Stored records:
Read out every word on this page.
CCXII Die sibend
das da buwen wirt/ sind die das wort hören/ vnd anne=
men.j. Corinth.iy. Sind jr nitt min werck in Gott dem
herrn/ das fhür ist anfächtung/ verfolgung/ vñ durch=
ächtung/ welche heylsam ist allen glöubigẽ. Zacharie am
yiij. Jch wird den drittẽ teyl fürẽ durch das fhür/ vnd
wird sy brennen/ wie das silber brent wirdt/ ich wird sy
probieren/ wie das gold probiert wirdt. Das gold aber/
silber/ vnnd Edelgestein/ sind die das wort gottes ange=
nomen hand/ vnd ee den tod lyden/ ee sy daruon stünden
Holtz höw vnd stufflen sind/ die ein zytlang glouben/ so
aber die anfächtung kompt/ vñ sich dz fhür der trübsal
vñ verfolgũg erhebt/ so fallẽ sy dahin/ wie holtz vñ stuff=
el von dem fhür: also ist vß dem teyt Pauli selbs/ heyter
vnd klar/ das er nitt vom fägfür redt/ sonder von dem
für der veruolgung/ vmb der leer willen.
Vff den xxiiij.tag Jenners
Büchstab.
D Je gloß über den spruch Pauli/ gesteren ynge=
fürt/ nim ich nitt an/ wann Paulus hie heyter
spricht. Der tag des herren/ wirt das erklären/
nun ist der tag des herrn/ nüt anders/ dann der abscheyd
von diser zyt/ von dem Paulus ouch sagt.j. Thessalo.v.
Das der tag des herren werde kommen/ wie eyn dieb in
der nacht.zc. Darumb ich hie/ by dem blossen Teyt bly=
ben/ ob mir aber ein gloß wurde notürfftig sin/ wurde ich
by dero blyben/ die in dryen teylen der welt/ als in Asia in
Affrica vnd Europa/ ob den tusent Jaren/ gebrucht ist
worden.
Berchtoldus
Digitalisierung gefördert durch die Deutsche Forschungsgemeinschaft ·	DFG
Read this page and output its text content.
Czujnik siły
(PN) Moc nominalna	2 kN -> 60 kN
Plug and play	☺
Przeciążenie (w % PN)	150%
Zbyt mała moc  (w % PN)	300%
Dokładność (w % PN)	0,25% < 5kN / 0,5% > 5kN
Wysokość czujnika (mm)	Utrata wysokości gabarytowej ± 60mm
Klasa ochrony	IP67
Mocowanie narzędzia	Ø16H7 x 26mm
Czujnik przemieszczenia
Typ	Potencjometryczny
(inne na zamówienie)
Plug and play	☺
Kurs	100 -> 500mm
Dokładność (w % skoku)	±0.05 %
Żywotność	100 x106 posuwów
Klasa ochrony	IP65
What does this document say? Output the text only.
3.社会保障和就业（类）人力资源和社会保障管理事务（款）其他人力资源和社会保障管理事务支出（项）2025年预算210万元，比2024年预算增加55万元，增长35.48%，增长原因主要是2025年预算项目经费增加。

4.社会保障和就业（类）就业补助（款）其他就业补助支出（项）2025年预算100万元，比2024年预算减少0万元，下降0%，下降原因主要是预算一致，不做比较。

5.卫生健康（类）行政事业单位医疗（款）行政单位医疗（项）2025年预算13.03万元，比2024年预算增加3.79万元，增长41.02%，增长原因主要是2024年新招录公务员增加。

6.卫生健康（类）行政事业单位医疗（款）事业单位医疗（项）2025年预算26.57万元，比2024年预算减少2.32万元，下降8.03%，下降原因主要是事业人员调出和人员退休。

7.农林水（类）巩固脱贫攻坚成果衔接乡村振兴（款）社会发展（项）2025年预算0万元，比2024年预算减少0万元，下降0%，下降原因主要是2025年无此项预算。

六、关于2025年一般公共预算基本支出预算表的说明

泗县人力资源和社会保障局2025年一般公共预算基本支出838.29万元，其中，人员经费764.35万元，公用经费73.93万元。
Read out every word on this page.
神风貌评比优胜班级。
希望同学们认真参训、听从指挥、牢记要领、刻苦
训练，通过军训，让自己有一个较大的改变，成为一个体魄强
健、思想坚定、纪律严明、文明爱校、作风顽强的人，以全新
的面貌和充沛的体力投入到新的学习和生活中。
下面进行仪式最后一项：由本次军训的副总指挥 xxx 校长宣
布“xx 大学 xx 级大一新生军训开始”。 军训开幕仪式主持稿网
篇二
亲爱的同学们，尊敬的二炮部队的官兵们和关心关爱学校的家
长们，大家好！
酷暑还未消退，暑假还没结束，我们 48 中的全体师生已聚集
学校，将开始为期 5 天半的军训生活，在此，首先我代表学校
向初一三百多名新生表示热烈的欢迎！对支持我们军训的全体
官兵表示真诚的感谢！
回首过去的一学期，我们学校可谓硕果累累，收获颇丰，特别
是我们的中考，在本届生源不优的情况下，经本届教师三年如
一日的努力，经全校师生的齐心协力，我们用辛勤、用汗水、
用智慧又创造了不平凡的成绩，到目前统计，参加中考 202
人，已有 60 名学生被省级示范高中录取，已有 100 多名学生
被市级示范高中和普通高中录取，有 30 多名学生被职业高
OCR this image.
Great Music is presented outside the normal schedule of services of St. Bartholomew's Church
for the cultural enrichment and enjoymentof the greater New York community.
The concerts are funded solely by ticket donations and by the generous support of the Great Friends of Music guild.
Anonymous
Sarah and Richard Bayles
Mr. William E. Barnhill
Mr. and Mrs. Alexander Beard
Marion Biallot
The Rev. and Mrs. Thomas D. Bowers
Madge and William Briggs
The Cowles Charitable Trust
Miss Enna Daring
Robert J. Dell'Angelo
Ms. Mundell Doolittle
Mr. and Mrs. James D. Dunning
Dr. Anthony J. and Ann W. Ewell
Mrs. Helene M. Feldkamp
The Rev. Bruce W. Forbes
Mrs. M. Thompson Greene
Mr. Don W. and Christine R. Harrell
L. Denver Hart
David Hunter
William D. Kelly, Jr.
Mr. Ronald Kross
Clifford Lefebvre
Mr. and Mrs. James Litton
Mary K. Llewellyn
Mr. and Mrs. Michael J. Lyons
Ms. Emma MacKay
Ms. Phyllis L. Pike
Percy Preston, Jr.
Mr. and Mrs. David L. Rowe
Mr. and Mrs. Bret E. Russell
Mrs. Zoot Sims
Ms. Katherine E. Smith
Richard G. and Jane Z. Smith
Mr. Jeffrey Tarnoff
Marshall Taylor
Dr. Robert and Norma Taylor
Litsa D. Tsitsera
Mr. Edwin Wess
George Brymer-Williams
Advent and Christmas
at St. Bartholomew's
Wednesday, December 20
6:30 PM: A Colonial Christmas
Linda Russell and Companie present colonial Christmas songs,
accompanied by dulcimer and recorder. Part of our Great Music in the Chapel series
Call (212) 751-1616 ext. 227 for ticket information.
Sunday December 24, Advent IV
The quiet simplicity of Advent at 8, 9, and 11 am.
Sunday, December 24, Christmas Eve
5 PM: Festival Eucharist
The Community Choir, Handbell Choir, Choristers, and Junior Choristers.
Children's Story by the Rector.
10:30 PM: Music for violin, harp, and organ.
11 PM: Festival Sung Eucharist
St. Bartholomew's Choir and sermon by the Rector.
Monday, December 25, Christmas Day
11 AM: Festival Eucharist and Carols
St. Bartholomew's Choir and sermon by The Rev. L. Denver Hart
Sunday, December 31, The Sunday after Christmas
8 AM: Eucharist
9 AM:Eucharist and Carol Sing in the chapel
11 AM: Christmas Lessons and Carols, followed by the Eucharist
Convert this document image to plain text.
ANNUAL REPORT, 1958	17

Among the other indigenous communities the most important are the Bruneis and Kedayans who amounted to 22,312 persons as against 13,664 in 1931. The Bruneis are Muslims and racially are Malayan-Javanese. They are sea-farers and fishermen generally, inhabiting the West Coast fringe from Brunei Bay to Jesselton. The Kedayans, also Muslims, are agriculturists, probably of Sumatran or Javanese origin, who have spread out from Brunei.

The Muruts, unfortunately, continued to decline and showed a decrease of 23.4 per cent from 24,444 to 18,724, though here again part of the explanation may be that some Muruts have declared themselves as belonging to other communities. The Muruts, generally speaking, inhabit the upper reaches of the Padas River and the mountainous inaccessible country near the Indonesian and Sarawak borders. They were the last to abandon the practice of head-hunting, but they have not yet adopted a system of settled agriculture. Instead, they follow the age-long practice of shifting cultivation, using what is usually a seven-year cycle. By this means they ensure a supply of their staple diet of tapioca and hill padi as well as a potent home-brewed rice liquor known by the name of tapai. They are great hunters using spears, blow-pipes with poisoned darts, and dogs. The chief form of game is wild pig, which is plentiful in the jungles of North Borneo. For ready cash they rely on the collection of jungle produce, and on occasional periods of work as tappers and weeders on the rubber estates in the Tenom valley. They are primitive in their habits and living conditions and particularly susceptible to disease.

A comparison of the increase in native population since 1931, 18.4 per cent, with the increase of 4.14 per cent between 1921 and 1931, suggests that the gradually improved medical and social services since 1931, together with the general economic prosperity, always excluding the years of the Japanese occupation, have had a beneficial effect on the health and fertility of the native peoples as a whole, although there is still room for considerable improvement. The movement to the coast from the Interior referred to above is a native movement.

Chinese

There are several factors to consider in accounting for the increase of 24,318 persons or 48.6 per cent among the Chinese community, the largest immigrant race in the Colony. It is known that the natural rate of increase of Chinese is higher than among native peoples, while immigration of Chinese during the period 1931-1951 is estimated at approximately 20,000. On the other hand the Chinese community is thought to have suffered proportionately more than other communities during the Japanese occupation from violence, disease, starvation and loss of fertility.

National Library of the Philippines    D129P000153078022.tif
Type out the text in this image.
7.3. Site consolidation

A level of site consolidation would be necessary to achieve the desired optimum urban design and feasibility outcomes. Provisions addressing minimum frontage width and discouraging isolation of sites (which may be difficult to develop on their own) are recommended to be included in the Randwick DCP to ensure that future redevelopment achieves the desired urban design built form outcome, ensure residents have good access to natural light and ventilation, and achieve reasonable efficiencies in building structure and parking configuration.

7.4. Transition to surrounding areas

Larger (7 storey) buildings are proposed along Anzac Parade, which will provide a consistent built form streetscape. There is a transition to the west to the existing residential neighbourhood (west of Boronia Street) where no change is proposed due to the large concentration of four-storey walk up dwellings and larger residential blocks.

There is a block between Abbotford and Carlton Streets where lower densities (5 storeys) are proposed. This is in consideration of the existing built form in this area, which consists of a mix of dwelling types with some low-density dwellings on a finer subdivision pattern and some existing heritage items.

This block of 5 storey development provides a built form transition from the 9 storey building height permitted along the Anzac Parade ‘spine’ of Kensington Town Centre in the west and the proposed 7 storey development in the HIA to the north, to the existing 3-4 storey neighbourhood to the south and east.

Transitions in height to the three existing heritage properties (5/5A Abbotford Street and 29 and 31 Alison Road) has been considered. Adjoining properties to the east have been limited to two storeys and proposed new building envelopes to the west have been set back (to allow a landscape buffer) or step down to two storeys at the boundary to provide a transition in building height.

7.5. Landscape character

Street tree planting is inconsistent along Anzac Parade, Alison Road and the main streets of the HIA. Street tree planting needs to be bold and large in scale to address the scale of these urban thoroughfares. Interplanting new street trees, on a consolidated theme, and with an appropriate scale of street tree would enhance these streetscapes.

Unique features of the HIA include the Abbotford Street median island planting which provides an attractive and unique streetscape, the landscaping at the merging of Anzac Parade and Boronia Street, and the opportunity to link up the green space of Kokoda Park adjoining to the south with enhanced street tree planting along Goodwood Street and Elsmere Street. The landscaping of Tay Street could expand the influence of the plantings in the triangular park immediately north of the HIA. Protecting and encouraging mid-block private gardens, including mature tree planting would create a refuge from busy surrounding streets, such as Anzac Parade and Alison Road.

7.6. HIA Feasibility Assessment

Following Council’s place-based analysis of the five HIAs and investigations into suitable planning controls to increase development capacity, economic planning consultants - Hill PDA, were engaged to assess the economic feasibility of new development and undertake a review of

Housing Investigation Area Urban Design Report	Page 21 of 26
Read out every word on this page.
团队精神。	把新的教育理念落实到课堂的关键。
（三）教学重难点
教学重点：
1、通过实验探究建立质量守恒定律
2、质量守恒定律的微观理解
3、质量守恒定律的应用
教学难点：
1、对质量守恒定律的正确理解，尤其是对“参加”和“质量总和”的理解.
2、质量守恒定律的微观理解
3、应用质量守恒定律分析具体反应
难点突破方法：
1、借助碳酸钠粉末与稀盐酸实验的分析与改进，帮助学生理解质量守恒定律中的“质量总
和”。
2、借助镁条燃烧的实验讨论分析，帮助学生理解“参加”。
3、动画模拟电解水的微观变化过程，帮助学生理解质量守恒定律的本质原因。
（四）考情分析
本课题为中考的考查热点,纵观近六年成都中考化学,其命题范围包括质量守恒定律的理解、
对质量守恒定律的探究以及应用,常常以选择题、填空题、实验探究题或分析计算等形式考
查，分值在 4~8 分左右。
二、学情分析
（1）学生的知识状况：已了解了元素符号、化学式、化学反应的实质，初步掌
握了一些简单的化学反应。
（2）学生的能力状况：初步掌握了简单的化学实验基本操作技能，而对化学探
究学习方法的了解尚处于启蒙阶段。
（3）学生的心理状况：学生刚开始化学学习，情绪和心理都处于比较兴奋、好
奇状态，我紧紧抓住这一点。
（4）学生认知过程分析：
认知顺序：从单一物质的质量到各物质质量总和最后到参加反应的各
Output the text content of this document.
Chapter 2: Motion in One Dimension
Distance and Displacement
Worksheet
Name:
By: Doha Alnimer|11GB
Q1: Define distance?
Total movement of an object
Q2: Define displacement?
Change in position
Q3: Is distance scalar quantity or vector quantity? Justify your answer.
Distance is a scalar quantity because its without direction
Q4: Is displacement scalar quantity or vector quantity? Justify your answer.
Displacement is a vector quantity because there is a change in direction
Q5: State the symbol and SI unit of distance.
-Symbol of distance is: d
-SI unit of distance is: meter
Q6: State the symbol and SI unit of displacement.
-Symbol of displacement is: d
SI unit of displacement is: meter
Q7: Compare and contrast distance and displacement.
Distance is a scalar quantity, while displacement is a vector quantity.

Direction:
Find the word "sermon" in the material, then list each line that holds it.

Task response:
St. Bartholomew's Choir and sermon by the Rector.
St. Bartholomew's Choir and sermon by The Rev. L. Denver Hart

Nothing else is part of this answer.